◆ What needs to be done: The exercise asks for every line of the data to be reproduced exactly.

◆ Data shown:
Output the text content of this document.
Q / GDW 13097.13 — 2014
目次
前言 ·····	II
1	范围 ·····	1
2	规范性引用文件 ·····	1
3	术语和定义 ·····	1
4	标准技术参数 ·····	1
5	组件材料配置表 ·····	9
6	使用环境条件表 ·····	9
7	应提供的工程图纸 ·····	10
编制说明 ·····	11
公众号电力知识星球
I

◆ Solution to this problem:
Output the text content of this document.
Q / GDW 13097.13 — 2014
目次
前言 ·····	II
1	范围 ·····	1
2	规范性引用文件 ·····	1
3	术语和定义 ·····	1
4	标准技术参数 ·····	1
5	组件材料配置表 ·····	9
6	使用环境条件表 ·····	9
7	应提供的工程图纸 ·····	10
编制说明 ·····	11
公众号电力知识星球
I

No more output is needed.